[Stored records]
-- START --

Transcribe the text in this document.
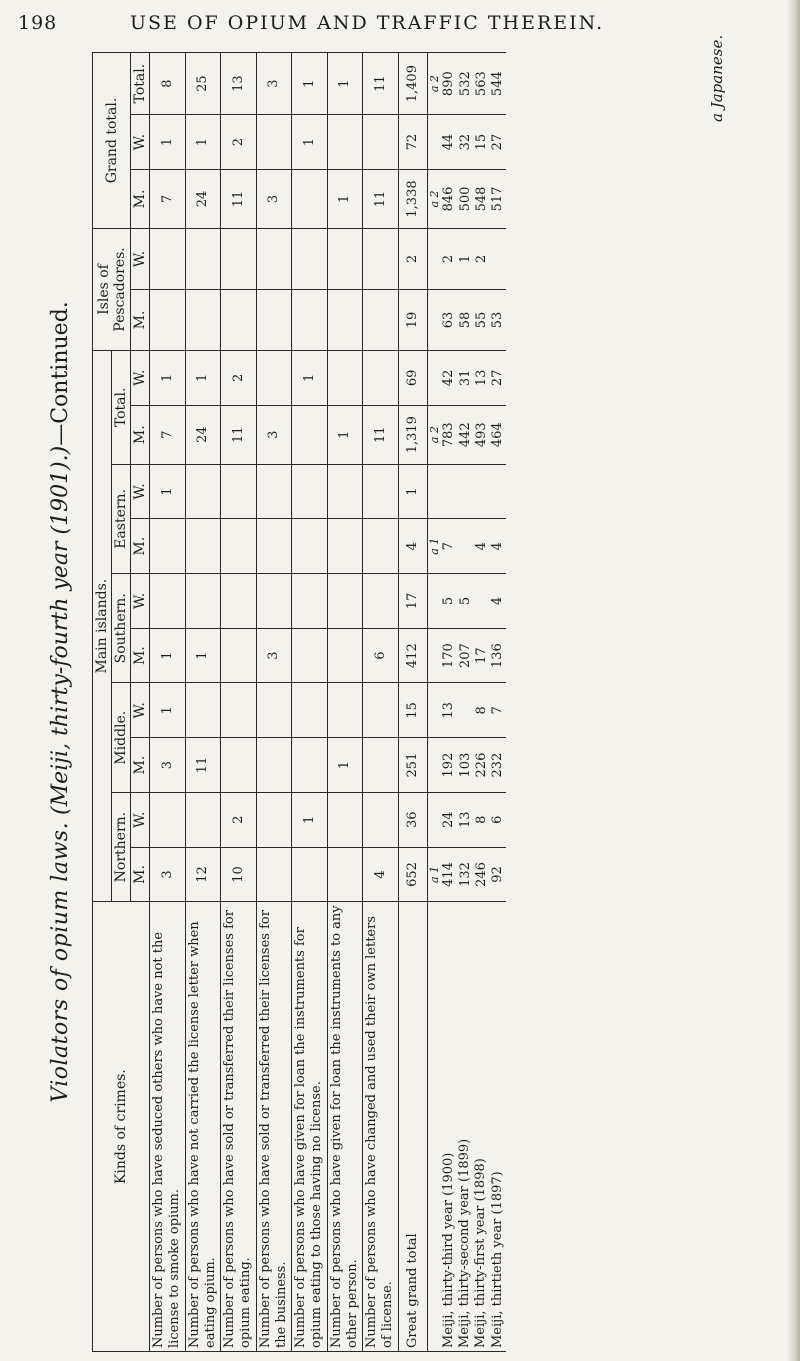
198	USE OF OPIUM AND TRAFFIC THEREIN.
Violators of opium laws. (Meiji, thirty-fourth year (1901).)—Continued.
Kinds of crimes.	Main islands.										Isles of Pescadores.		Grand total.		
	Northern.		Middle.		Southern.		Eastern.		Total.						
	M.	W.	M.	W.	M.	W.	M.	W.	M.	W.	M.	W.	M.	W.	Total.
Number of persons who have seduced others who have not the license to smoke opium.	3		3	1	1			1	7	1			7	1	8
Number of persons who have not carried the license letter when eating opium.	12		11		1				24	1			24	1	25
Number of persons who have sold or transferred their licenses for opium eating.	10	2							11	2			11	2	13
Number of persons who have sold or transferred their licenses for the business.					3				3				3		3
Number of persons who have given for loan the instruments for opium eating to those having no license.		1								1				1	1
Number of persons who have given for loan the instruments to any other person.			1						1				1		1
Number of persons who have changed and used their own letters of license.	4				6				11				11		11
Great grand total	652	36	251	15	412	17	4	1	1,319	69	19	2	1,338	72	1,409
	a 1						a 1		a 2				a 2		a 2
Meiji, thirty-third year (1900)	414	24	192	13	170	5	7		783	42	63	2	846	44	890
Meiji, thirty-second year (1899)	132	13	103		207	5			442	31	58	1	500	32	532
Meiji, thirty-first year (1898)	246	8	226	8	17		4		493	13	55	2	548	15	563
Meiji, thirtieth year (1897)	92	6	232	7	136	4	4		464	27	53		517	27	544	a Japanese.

-- END --
-- START --

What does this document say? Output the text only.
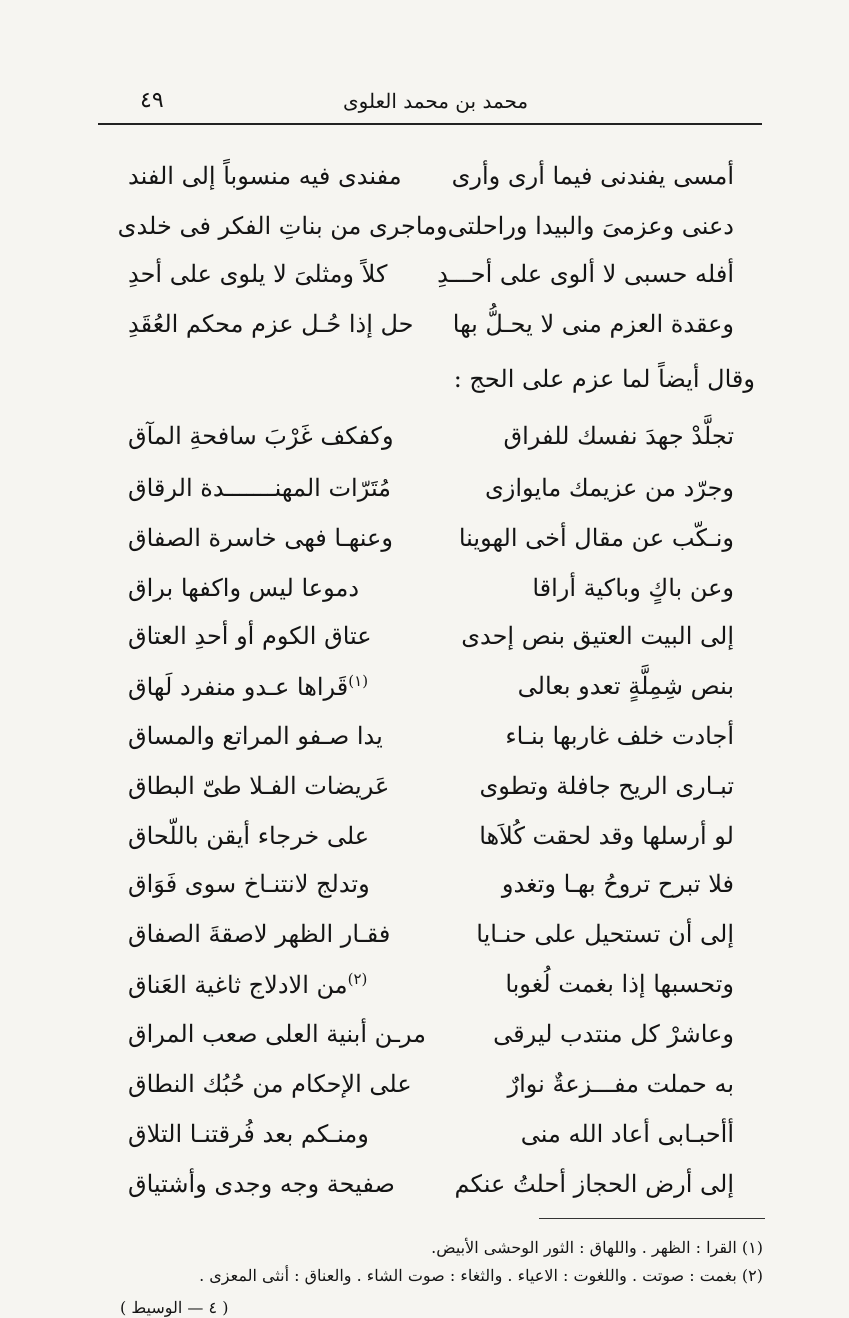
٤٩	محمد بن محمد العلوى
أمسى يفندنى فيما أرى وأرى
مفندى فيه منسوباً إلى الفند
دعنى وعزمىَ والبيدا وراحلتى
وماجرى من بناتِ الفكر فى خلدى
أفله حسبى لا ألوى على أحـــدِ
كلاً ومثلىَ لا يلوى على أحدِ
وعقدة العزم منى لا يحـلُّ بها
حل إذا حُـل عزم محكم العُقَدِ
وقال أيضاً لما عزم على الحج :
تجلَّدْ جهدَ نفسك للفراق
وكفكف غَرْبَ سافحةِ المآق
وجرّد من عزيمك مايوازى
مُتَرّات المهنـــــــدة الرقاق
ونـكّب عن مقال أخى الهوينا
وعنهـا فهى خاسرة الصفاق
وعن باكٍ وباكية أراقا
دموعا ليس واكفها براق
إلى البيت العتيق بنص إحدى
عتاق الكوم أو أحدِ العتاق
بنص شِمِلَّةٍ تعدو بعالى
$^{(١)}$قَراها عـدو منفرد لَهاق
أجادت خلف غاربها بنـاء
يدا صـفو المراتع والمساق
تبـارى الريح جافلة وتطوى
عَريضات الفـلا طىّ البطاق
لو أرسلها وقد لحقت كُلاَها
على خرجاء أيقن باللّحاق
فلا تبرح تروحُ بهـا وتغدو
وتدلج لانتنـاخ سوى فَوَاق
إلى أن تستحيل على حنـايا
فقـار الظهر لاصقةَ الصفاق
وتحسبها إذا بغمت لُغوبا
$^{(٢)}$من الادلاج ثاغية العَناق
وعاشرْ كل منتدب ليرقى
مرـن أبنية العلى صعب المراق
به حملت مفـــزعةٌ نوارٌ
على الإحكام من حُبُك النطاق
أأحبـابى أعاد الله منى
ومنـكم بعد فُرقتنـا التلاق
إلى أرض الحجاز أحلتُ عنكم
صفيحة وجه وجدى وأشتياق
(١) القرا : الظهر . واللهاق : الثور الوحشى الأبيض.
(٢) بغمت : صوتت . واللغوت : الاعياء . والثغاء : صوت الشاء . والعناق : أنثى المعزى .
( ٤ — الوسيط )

-- END --

__WORK REQUIRED__.
List each line in the listing that contains the string "their".

__RESPONSE TO THE TASK__.
Number of persons who have sold or transferred their licenses for opium eating.	10	2							11	2			11	2	13
Number of persons who have sold or transferred their licenses for the business.					3				3				3		3
Number of persons who have changed and used their own letters of license.	4				6				11				11		11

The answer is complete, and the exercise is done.